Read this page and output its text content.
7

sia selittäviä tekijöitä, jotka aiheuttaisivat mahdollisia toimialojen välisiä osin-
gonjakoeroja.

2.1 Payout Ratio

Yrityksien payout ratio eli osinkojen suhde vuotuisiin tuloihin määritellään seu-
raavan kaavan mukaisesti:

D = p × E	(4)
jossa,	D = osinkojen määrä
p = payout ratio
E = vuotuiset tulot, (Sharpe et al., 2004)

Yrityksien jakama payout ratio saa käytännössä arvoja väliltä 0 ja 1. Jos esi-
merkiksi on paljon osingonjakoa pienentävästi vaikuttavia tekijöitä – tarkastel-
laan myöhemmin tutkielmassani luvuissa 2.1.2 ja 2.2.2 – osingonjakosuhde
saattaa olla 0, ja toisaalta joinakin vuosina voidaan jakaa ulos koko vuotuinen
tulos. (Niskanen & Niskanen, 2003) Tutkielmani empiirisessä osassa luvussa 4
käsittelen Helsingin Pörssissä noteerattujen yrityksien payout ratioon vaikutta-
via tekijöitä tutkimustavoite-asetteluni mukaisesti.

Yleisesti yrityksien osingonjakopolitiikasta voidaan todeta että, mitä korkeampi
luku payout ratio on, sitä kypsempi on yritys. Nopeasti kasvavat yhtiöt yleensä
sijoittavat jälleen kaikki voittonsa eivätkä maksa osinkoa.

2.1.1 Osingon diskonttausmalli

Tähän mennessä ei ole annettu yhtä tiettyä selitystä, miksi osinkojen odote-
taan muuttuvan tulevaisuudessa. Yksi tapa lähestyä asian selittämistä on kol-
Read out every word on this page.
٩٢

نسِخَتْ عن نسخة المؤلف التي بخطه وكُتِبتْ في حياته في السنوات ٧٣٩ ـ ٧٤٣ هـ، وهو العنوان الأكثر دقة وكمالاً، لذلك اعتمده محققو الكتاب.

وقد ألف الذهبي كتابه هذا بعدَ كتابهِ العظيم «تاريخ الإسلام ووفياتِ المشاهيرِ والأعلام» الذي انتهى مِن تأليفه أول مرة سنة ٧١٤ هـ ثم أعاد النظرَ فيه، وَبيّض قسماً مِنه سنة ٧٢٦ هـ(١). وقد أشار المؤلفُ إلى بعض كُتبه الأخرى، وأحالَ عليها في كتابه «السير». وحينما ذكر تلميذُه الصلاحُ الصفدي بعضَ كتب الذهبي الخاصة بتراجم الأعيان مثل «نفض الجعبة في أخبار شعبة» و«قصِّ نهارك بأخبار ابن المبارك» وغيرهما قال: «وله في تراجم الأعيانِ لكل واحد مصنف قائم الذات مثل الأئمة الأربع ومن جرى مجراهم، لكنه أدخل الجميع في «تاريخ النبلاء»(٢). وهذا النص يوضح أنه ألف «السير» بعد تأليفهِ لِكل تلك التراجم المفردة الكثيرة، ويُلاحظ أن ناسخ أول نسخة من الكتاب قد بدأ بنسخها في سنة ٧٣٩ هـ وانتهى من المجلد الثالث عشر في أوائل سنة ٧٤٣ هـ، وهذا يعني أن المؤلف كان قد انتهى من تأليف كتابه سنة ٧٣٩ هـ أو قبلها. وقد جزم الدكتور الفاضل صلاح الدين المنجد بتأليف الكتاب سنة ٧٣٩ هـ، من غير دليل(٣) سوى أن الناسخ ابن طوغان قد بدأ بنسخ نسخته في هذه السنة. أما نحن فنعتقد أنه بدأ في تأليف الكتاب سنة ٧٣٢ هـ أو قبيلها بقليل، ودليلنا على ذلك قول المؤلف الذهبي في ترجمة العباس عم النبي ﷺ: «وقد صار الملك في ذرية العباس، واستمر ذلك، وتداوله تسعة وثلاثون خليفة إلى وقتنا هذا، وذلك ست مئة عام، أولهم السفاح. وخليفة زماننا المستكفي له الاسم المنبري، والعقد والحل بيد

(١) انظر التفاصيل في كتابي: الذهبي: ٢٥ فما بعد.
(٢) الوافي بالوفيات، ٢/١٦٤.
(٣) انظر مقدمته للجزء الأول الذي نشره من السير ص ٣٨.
========
# What the exercise asks
Return all of the entries exactly as written.

# Full answer
Read this page and output its text content.
7

sia selittäviä tekijöitä, jotka aiheuttaisivat mahdollisia toimialojen välisiä osin-
gonjakoeroja.

2.1 Payout Ratio

Yrityksien payout ratio eli osinkojen suhde vuotuisiin tuloihin määritellään seu-
raavan kaavan mukaisesti:

D = p × E	(4)
jossa,	D = osinkojen määrä
p = payout ratio
E = vuotuiset tulot, (Sharpe et al., 2004)

Yrityksien jakama payout ratio saa käytännössä arvoja väliltä 0 ja 1. Jos esi-
merkiksi on paljon osingonjakoa pienentävästi vaikuttavia tekijöitä – tarkastel-
laan myöhemmin tutkielmassani luvuissa 2.1.2 ja 2.2.2 – osingonjakosuhde
saattaa olla 0, ja toisaalta joinakin vuosina voidaan jakaa ulos koko vuotuinen
tulos. (Niskanen & Niskanen, 2003) Tutkielmani empiirisessä osassa luvussa 4
käsittelen Helsingin Pörssissä noteerattujen yrityksien payout ratioon vaikutta-
via tekijöitä tutkimustavoite-asetteluni mukaisesti.

Yleisesti yrityksien osingonjakopolitiikasta voidaan todeta että, mitä korkeampi
luku payout ratio on, sitä kypsempi on yritys. Nopeasti kasvavat yhtiöt yleensä
sijoittavat jälleen kaikki voittonsa eivätkä maksa osinkoa.

2.1.1 Osingon diskonttausmalli

Tähän mennessä ei ole annettu yhtä tiettyä selitystä, miksi osinkojen odote-
taan muuttuvan tulevaisuudessa. Yksi tapa lähestyä asian selittämistä on kol-
Read out every word on this page.
٩٢

نسِخَتْ عن نسخة المؤلف التي بخطه وكُتِبتْ في حياته في السنوات ٧٣٩ ـ ٧٤٣ هـ، وهو العنوان الأكثر دقة وكمالاً، لذلك اعتمده محققو الكتاب.

وقد ألف الذهبي كتابه هذا بعدَ كتابهِ العظيم «تاريخ الإسلام ووفياتِ المشاهيرِ والأعلام» الذي انتهى مِن تأليفه أول مرة سنة ٧١٤ هـ ثم أعاد النظرَ فيه، وَبيّض قسماً مِنه سنة ٧٢٦ هـ(١). وقد أشار المؤلفُ إلى بعض كُتبه الأخرى، وأحالَ عليها في كتابه «السير». وحينما ذكر تلميذُه الصلاحُ الصفدي بعضَ كتب الذهبي الخاصة بتراجم الأعيان مثل «نفض الجعبة في أخبار شعبة» و«قصِّ نهارك بأخبار ابن المبارك» وغيرهما قال: «وله في تراجم الأعيانِ لكل واحد مصنف قائم الذات مثل الأئمة الأربع ومن جرى مجراهم، لكنه أدخل الجميع في «تاريخ النبلاء»(٢). وهذا النص يوضح أنه ألف «السير» بعد تأليفهِ لِكل تلك التراجم المفردة الكثيرة، ويُلاحظ أن ناسخ أول نسخة من الكتاب قد بدأ بنسخها في سنة ٧٣٩ هـ وانتهى من المجلد الثالث عشر في أوائل سنة ٧٤٣ هـ، وهذا يعني أن المؤلف كان قد انتهى من تأليف كتابه سنة ٧٣٩ هـ أو قبلها. وقد جزم الدكتور الفاضل صلاح الدين المنجد بتأليف الكتاب سنة ٧٣٩ هـ، من غير دليل(٣) سوى أن الناسخ ابن طوغان قد بدأ بنسخ نسخته في هذه السنة. أما نحن فنعتقد أنه بدأ في تأليف الكتاب سنة ٧٣٢ هـ أو قبيلها بقليل، ودليلنا على ذلك قول المؤلف الذهبي في ترجمة العباس عم النبي ﷺ: «وقد صار الملك في ذرية العباس، واستمر ذلك، وتداوله تسعة وثلاثون خليفة إلى وقتنا هذا، وذلك ست مئة عام، أولهم السفاح. وخليفة زماننا المستكفي له الاسم المنبري، والعقد والحل بيد

(١) انظر التفاصيل في كتابي: الذهبي: ٢٥ فما بعد.
(٢) الوافي بالوفيات، ٢/١٦٤.
(٣) انظر مقدمته للجزء الأول الذي نشره من السير ص ٣٨.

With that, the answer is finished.